§ Direction
List each line of the data that holds the string "inni", please.

§ Exercise material
****

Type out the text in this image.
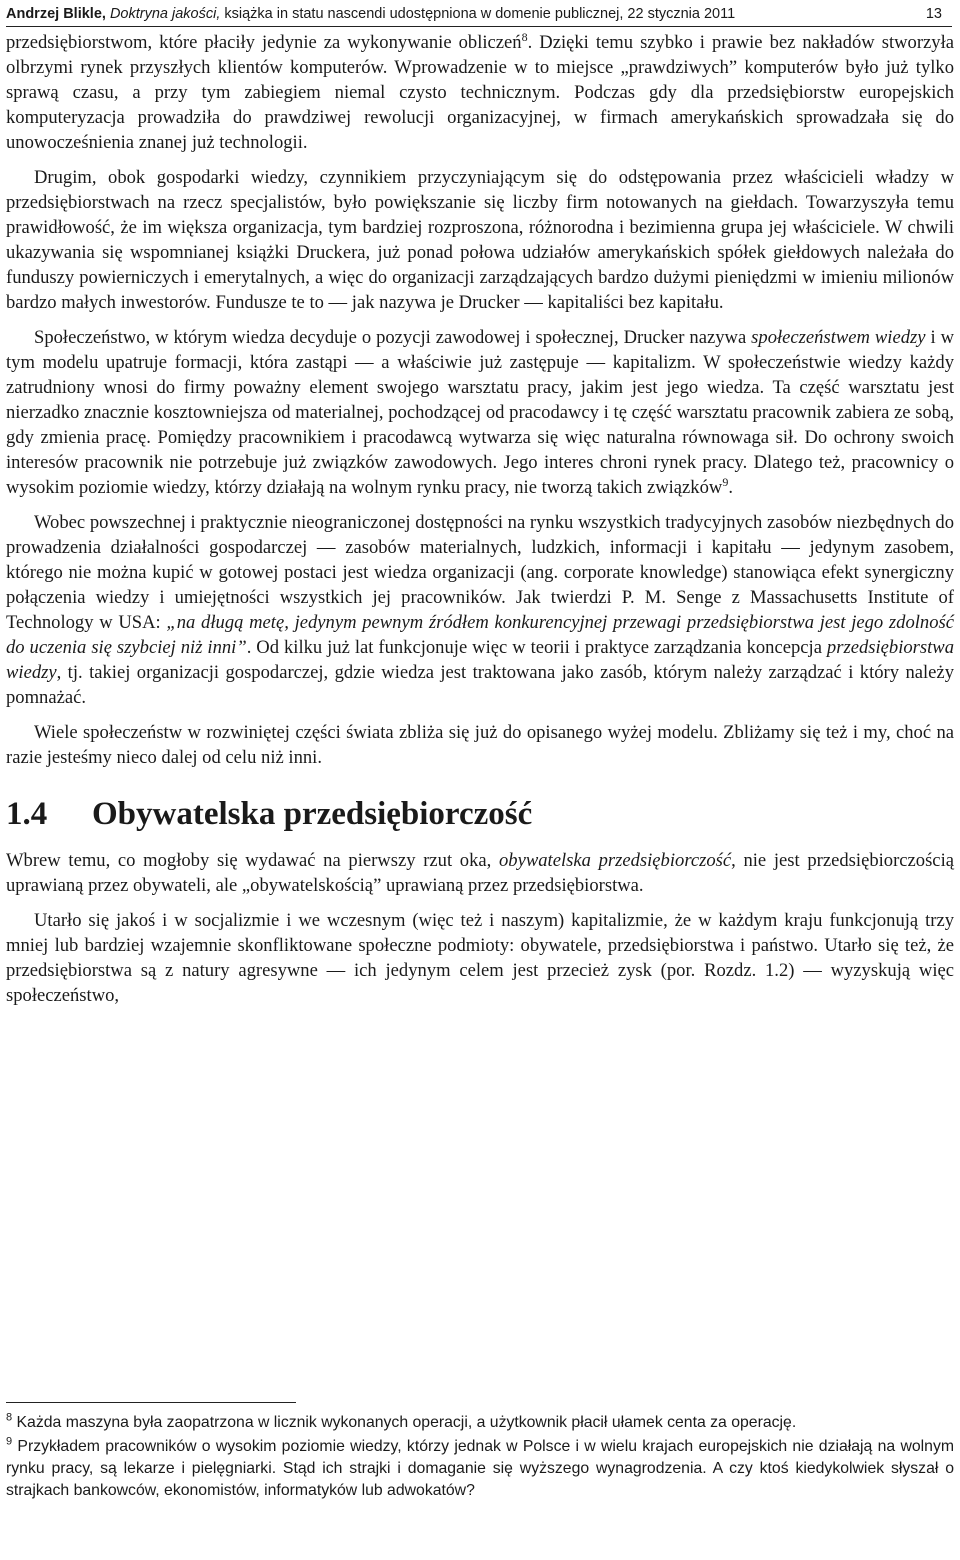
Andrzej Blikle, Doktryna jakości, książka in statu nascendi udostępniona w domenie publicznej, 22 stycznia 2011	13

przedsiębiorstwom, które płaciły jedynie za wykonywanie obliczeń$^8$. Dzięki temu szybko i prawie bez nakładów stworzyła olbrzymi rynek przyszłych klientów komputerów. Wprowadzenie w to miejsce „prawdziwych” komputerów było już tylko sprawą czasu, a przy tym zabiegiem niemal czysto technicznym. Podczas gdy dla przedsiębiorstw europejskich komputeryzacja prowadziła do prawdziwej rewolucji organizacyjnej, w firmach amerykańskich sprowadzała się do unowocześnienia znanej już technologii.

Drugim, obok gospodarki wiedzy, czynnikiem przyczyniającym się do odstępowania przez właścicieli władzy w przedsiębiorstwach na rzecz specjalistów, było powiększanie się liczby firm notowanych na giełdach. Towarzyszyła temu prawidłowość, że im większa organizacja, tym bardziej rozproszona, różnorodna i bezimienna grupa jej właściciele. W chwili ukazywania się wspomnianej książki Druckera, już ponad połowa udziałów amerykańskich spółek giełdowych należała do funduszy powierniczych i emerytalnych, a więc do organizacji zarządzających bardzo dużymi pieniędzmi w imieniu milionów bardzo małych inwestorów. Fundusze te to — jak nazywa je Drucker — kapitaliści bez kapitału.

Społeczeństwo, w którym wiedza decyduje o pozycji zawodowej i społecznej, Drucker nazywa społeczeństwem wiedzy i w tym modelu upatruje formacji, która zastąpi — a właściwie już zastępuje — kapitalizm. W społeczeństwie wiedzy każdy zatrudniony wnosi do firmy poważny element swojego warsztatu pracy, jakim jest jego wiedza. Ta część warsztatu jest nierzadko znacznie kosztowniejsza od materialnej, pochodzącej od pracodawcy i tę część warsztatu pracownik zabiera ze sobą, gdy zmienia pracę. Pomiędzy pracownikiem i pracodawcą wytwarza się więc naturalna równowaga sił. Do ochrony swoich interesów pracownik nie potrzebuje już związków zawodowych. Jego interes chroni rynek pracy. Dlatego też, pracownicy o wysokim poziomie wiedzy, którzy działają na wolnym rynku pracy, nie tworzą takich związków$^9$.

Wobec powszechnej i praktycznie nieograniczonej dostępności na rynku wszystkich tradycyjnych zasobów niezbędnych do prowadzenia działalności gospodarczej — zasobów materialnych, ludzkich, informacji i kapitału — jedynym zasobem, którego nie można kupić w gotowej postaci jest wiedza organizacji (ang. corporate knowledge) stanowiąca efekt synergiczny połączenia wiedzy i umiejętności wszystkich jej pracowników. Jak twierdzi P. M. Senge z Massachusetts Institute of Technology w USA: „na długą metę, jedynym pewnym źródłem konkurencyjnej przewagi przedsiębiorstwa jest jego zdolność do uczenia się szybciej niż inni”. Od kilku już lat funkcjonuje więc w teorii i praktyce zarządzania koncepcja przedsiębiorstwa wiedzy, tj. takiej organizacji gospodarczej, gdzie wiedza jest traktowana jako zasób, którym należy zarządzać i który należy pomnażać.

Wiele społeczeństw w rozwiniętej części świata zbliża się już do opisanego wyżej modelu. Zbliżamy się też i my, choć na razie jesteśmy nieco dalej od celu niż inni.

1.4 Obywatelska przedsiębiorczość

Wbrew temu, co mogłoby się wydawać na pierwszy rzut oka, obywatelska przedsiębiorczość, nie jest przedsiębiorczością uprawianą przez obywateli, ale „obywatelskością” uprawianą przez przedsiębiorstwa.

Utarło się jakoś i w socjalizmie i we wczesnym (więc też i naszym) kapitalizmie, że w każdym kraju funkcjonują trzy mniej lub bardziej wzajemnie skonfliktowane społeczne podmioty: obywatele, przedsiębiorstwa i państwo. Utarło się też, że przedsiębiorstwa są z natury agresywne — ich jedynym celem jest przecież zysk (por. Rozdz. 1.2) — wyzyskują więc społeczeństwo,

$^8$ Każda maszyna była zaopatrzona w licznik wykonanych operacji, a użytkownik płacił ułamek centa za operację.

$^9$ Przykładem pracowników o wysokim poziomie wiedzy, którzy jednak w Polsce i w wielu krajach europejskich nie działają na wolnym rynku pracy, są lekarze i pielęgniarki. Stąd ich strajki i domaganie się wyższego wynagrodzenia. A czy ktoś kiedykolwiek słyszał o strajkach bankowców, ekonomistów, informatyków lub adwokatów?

****

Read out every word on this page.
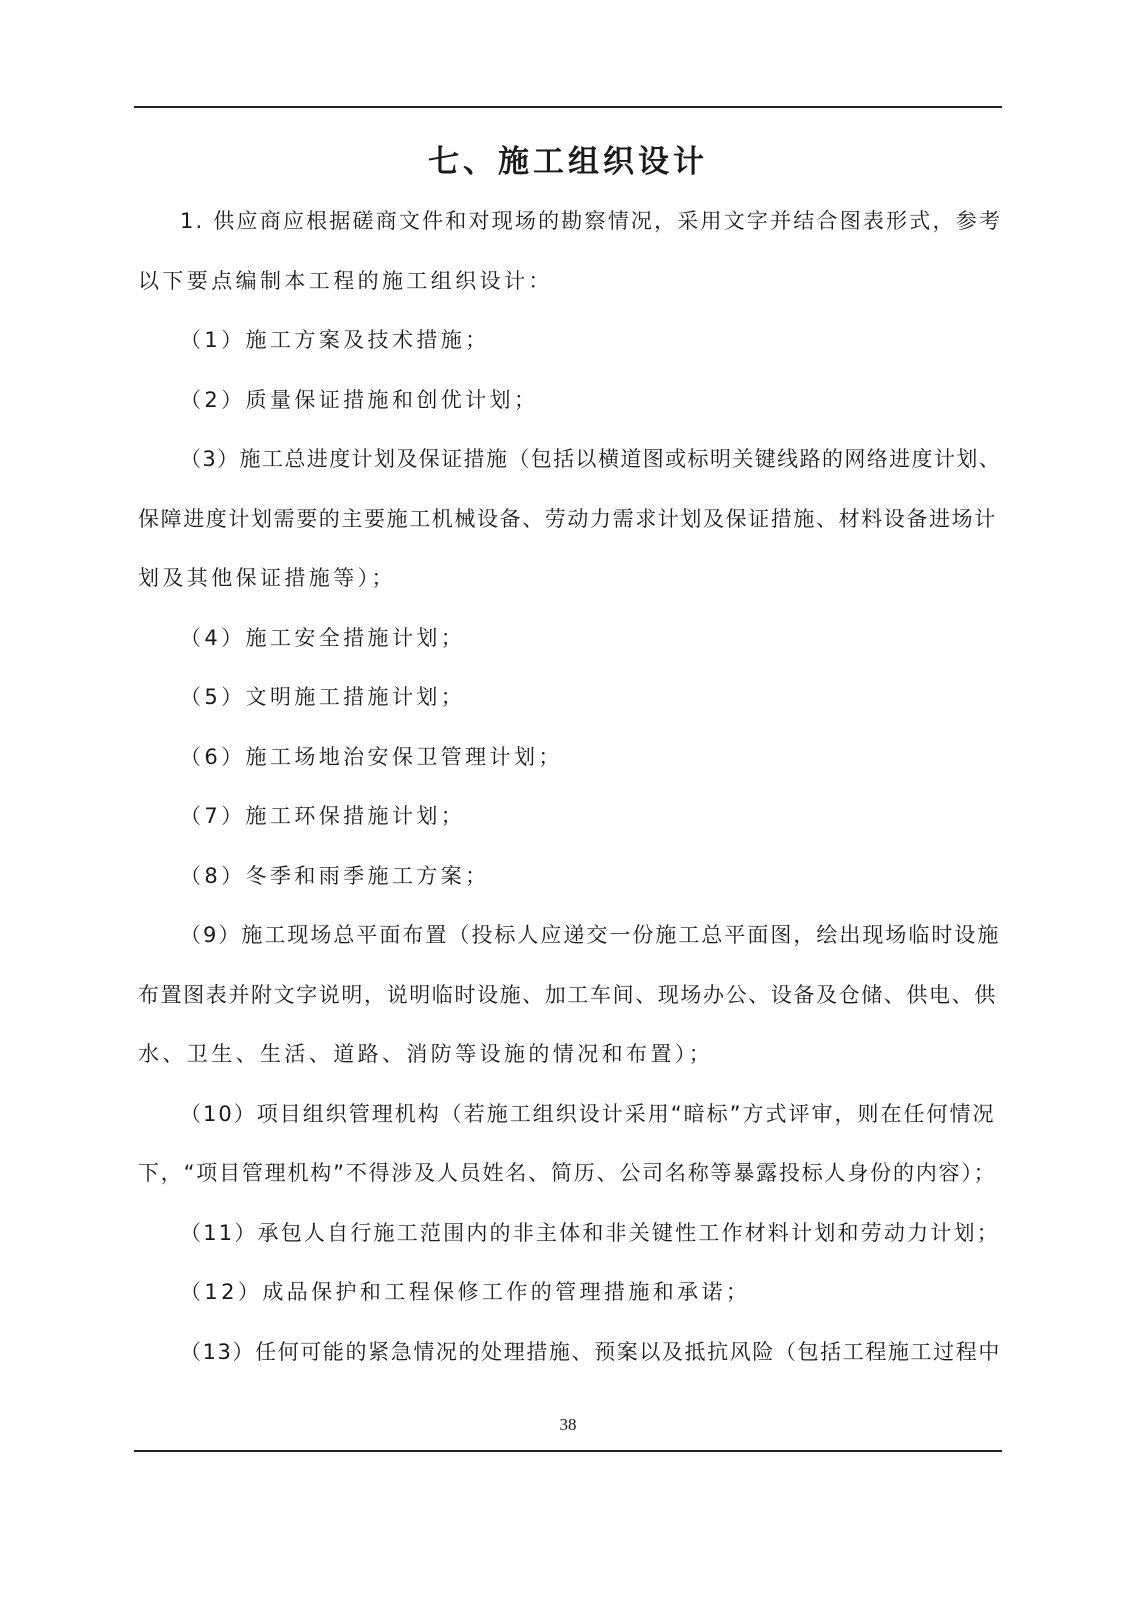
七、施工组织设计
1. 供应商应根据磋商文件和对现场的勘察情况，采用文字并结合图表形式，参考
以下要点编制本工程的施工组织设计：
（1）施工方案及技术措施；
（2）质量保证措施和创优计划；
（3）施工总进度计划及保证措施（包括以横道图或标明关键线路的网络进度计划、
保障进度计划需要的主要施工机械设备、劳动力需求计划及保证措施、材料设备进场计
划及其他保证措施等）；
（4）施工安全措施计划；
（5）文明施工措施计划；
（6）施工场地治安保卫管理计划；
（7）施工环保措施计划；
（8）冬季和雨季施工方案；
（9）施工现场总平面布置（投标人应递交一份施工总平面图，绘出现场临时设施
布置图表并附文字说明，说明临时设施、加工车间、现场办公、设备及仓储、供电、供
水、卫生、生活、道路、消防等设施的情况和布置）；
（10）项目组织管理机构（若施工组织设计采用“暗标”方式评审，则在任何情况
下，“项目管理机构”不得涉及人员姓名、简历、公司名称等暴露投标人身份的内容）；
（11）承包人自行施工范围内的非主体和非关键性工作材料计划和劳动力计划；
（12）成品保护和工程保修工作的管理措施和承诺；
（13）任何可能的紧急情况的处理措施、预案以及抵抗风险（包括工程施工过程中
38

****

§ Task answer
Wobec powszechnej i praktycznie nieograniczonej dostępności na rynku wszystkich tradycyjnych zasobów niezbędnych do prowadzenia działalności gospodarczej — zasobów materialnych, ludzkich, informacji i kapitału — jedynym zasobem, którego nie można kupić w gotowej postaci jest wiedza organizacji (ang. corporate knowledge) stanowiąca efekt synergiczny połączenia wiedzy i umiejętności wszystkich jej pracowników. Jak twierdzi P. M. Senge z Massachusetts Institute of Technology w USA: „na długą metę, jedynym pewnym źródłem konkurencyjnej przewagi przedsiębiorstwa jest jego zdolność do uczenia się szybciej niż inni”. Od kilku już lat funkcjonuje więc w teorii i praktyce zarządzania koncepcja przedsiębiorstwa wiedzy, tj. takiej organizacji gospodarczej, gdzie wiedza jest traktowana jako zasób, którym należy zarządzać i który należy pomnażać.
Wiele społeczeństw w rozwiniętej części świata zbliża się już do opisanego wyżej modelu. Zbliżamy się też i my, choć na razie jesteśmy nieco dalej od celu niż inni.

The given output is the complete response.